- Exercise directions: All of the data that follows should be retyped exactly, please, except the pictures.
# Start of Entries shown
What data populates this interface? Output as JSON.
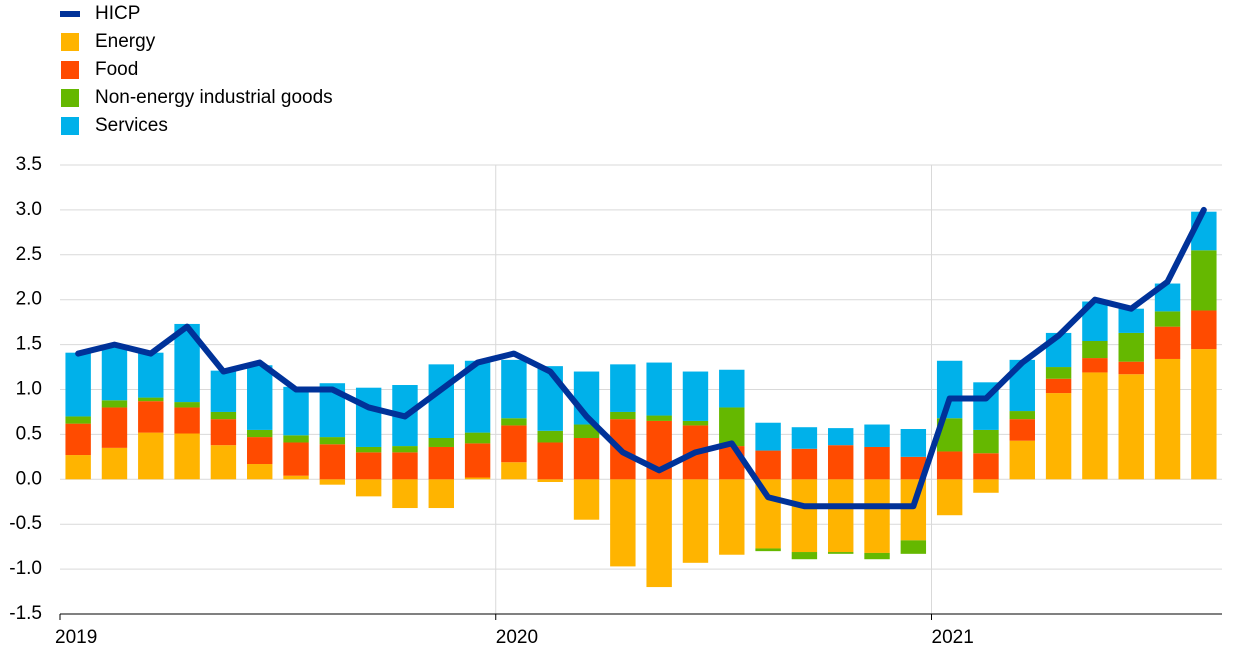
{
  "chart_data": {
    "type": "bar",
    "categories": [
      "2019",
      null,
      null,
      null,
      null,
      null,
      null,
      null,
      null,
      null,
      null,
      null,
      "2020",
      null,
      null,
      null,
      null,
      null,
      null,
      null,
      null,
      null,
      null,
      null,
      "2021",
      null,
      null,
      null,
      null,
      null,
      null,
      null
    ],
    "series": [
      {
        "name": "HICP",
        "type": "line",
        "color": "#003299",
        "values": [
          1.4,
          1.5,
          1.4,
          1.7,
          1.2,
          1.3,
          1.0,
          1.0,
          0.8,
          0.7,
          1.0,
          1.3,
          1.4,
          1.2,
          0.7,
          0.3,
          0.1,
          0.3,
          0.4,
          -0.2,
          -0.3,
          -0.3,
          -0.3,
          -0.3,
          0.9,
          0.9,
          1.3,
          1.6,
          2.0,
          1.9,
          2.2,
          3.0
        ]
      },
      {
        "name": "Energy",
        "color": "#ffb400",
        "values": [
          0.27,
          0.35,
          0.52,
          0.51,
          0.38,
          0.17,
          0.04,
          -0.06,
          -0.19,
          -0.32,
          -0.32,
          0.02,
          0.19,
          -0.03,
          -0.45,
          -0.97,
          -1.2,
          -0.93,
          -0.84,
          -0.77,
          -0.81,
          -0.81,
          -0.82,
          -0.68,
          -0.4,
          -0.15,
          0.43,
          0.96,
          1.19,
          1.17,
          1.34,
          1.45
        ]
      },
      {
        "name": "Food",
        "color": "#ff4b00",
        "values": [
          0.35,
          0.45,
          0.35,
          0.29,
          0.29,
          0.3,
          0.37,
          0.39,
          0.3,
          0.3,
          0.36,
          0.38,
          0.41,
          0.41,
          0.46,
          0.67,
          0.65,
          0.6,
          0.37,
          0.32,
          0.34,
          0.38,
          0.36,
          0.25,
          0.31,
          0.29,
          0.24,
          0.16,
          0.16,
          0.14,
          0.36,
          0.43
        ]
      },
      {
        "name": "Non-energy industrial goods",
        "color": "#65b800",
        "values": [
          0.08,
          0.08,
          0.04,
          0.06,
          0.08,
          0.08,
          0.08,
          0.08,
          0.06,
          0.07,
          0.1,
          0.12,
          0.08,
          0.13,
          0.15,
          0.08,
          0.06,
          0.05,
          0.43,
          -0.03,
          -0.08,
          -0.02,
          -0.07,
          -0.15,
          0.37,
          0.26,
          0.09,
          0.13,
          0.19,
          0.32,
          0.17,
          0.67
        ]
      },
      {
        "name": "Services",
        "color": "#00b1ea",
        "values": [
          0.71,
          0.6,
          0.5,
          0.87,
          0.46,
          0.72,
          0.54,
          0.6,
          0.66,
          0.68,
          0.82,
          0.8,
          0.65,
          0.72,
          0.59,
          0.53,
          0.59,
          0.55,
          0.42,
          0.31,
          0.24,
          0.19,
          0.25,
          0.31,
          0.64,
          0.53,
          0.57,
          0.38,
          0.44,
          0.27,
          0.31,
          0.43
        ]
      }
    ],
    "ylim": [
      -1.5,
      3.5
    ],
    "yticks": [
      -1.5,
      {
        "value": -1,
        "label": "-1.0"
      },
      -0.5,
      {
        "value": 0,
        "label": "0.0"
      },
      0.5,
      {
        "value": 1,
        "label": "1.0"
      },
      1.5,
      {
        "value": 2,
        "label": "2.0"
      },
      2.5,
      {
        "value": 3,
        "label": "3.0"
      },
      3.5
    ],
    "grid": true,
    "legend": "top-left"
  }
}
# End of Entries shown
- Correct answer:
What data populates this interface? Output as JSON.
{
  "chart_data": {
    "type": "bar",
    "categories": [
      "2019",
      null,
      null,
      null,
      null,
      null,
      null,
      null,
      null,
      null,
      null,
      null,
      "2020",
      null,
      null,
      null,
      null,
      null,
      null,
      null,
      null,
      null,
      null,
      null,
      "2021",
      null,
      null,
      null,
      null,
      null,
      null,
      null
    ],
    "series": [
      {
        "name": "HICP",
        "type": "line",
        "color": "#003299",
        "values": [
          1.4,
          1.5,
          1.4,
          1.7,
          1.2,
          1.3,
          1.0,
          1.0,
          0.8,
          0.7,
          1.0,
          1.3,
          1.4,
          1.2,
          0.7,
          0.3,
          0.1,
          0.3,
          0.4,
          -0.2,
          -0.3,
          -0.3,
          -0.3,
          -0.3,
          0.9,
          0.9,
          1.3,
          1.6,
          2.0,
          1.9,
          2.2,
          3.0
        ]
      },
      {
        "name": "Energy",
        "color": "#ffb400",
        "values": [
          0.27,
          0.35,
          0.52,
          0.51,
          0.38,
          0.17,
          0.04,
          -0.06,
          -0.19,
          -0.32,
          -0.32,
          0.02,
          0.19,
          -0.03,
          -0.45,
          -0.97,
          -1.2,
          -0.93,
          -0.84,
          -0.77,
          -0.81,
          -0.81,
          -0.82,
          -0.68,
          -0.4,
          -0.15,
          0.43,
          0.96,
          1.19,
          1.17,
          1.34,
          1.45
        ]
      },
      {
        "name": "Food",
        "color": "#ff4b00",
        "values": [
          0.35,
          0.45,
          0.35,
          0.29,
          0.29,
          0.3,
          0.37,
          0.39,
          0.3,
          0.3,
          0.36,
          0.38,
          0.41,
          0.41,
          0.46,
          0.67,
          0.65,
          0.6,
          0.37,
          0.32,
          0.34,
          0.38,
          0.36,
          0.25,
          0.31,
          0.29,
          0.24,
          0.16,
          0.16,
          0.14,
          0.36,
          0.43
        ]
      },
      {
        "name": "Non-energy industrial goods",
        "color": "#65b800",
        "values": [
          0.08,
          0.08,
          0.04,
          0.06,
          0.08,
          0.08,
          0.08,
          0.08,
          0.06,
          0.07,
          0.1,
          0.12,
          0.08,
          0.13,
          0.15,
          0.08,
          0.06,
          0.05,
          0.43,
          -0.03,
          -0.08,
          -0.02,
          -0.07,
          -0.15,
          0.37,
          0.26,
          0.09,
          0.13,
          0.19,
          0.32,
          0.17,
          0.67
        ]
      },
      {
        "name": "Services",
        "color": "#00b1ea",
        "values": [
          0.71,
          0.6,
          0.5,
          0.87,
          0.46,
          0.72,
          0.54,
          0.6,
          0.66,
          0.68,
          0.82,
          0.8,
          0.65,
          0.72,
          0.59,
          0.53,
          0.59,
          0.55,
          0.42,
          0.31,
          0.24,
          0.19,
          0.25,
          0.31,
          0.64,
          0.53,
          0.57,
          0.38,
          0.44,
          0.27,
          0.31,
          0.43
        ]
      }
    ],
    "ylim": [
      -1.5,
      3.5
    ],
    "yticks": [
      -1.5,
      {
        "value": -1,
        "label": "-1.0"
      },
      -0.5,
      {
        "value": 0,
        "label": "0.0"
      },
      0.5,
      {
        "value": 1,
        "label": "1.0"
      },
      1.5,
      {
        "value": 2,
        "label": "2.0"
      },
      2.5,
      {
        "value": 3,
        "label": "3.0"
      },
      3.5
    ],
    "grid": true,
    "legend": "top-left"
  }
}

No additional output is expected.